■ Tarefas a realizar:
• a. Segundo o trecho sobre Cristiane Oliveira da Silva, quantos anos ela trabalhou na área bancária antes de ser demitida?
• b. Retome o trecho sobre Cristiane Oliveira da Silva a partir do ponto em que ele para.

■ Trecho para leitura:
☆ ☆ ☆ ☆

Cristiane Oliveira da Silva, 46 anos, vê na mudança a chance de recomeço. Demitida em março após 20 anos trabalhando na área bancária, ela diz querer fazer do limão uma limonada: decidiu aproveitar o tempo livre para estudar para o Exame Nacional do Ensino Médio (Enem) e tirar um sonho do papel.
A moradora do Morro Santana, em Porto Alegre, começou a trabalhar quando ainda estava no Ensino Médio e não conseguiu passar para uma universidade federal. Chegou a iniciar um curso em instituição privada, mas os apertos financeiros a impediram de concluir. Agora, sem conseguir se recolocar no mercado de trabalho, dedica seu isolamento aos estudos para tentar uma vaga no curso de Psicologia em alguma universidade.
— Sempre tive aquela vontade interior, aquele sonho, aquele desejo, aquela vocação para ser psicóloga. Era o que eu sempre quis ser na vida. Acabei, por destino e por necessidade, e até por comodismo, trabalhando na área bancária. Mas eu sempre pensava que um dia eu iria fazer Psicologia. É uma transição. Aproveitei esse momento de ruptura pra poder correr atrás do meu sonho — relata.

☆ ☆ ☆ ☆

■ Dados de análise do layout da página:
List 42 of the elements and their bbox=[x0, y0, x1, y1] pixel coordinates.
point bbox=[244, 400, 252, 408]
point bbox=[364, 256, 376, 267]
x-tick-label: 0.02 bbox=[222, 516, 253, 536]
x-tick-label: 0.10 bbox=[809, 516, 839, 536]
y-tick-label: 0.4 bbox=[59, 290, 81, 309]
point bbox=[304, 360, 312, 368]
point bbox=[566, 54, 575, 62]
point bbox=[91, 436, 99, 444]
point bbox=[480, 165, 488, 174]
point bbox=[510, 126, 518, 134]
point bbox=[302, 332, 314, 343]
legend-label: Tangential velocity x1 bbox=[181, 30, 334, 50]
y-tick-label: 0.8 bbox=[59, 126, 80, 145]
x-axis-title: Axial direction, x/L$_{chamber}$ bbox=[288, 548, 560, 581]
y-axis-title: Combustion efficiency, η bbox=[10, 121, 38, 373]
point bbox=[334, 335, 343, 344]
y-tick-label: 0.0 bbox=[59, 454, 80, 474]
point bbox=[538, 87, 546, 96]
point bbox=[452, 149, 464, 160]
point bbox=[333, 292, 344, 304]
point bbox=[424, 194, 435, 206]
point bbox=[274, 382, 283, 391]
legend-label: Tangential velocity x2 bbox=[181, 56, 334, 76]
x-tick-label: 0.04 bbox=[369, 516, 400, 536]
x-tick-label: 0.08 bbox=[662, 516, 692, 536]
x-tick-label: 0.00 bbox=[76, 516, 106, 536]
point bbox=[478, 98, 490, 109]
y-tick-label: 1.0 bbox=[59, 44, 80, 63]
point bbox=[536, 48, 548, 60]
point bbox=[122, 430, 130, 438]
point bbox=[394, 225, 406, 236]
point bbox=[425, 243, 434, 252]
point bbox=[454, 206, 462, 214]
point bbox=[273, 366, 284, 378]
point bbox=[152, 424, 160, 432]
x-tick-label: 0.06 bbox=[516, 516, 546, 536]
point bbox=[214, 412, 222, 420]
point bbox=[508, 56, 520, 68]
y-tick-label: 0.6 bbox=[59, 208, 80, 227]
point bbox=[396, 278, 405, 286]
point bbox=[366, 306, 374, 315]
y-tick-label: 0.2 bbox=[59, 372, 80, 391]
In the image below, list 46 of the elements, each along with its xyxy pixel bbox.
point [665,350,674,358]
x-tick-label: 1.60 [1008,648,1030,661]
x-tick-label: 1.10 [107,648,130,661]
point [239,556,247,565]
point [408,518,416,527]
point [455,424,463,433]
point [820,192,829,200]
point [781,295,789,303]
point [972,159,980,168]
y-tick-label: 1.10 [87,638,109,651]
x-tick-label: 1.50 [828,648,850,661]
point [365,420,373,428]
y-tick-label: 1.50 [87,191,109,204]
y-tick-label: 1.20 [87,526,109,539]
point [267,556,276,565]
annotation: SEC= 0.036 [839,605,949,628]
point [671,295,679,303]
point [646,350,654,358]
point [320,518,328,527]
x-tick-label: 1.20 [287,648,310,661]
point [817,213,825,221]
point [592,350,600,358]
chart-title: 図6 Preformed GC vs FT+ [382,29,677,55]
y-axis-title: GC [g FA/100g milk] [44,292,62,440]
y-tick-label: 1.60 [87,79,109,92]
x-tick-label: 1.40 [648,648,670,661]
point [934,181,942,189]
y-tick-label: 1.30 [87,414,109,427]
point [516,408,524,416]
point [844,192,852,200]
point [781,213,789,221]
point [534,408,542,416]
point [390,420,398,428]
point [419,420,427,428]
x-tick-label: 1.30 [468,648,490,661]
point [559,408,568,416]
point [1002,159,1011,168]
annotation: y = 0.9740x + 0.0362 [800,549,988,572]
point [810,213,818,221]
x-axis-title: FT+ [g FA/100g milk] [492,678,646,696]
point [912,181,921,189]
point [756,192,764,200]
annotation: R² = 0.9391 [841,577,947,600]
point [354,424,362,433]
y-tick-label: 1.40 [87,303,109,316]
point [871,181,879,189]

☆ ☆ ☆ ☆

■ Respostas dadas:
• a. Ela trabalhou 20 anos na área bancária.

• b.
Cristiane vive com o marido, que é servidor público e está prestes a se aposentar, e com cinco "filhos" caninos. Assim, se conseguir ingressar em alguma universidade federal ou privada por meio do Sistema de Seleção Unificada (Sisu), a família vai para onde o sonho a levar — seja Porto Alegre ou outra cidade.
Como se não bastasse a mudança de carreira, Cristiane também optou por uma novidade do Enem este ano: a prova digital, realizada em 31 de janeiro e 7 de fevereiro (apenas a redação será redigida à mão). Além de gostar de inovações, ela diz que prefere usar o computador ao papel:
— Acho que é um público menor que vai fazer a digital, então de repente pode ser que a minha exposição (à doença) seja menor. E eu prefiro fazer em um computador, olhando para a frente, do que com a cabeça baixa, com a coluna cervical quatro horas abaixada fazendo a prova. Tudo isso contou. Mas principalmente porque é uma coisa nova, e eu sempre gosto de experienciar.
O estudo foi feito todo por conta própria, com livros, material e provas antigas reunidos por ela, além de conteúdo disponibilizado na internet — mas sem cursinhos ou professores particulares. Ao longo do ano, Cristiane conta que começou a meditar e a fazer outras atividades para controlar sua ansiedade, causada, segundo ela, menos pelo estudo e mais pelo reflexo da pandemia. Com o problema da ansiedade, passou a estudar de quatro a cinco horas por dia, no turno da noite.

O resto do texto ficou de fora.